--- Begin ---
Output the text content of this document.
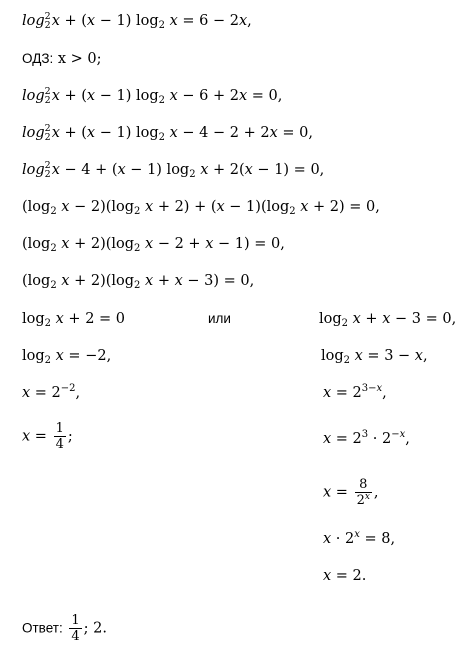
log 2
2 x + (x − 1) $\log_2 x = 6 - 2x$,
ОДЗ: x > 0;
log 2
2 x + (x − 1) $\log_2 x - 6 + 2x = 0$,
log 2
2 x + (x − 1) $\log_2 x - 4 - 2 + 2x = 0$,
log 2
2 x − 4 + (x − 1) $\log_2 x + 2(x - 1) = 0$,
($\log_2$ $x - 2)(\log_2$ $x + 2) + (x - 1)(\log_2$ x + 2) = 0,
($\log_2$ $x + 2)(\log_2$ x − 2 + x − 1) = 0,
($\log_2$ $x + 2)(\log_2$ x + x − 3) = 0,
$\log_2 x + 2 = 0$	или	$\log_2 x + x - 3 = 0$,
$\log_2 x = -2$,	$\log_2 x = 3 - x$,
$x = 2^{-2}$,	$x = 2^{3-x}$,
$x = \frac{1}{4}$ ;	$x = 2^3 \cdot 2^{-x}$,
$x = \frac{8}{2^x}$ ,
$x \cdot 2^x = 8$,
x = 2.
Ответ: $\frac{1}{4}$ ; 2.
--- End ---
[TASK TO COMPLETE] Return each line among the entries that holds the word "frac".

[WRITTEN SOLUTION]
$x = \frac{1}{4}$ ;	$x = 2^3 \cdot 2^{-x}$,
$x = \frac{8}{2^x}$ ,
Ответ: $\frac{1}{4}$ ; 2.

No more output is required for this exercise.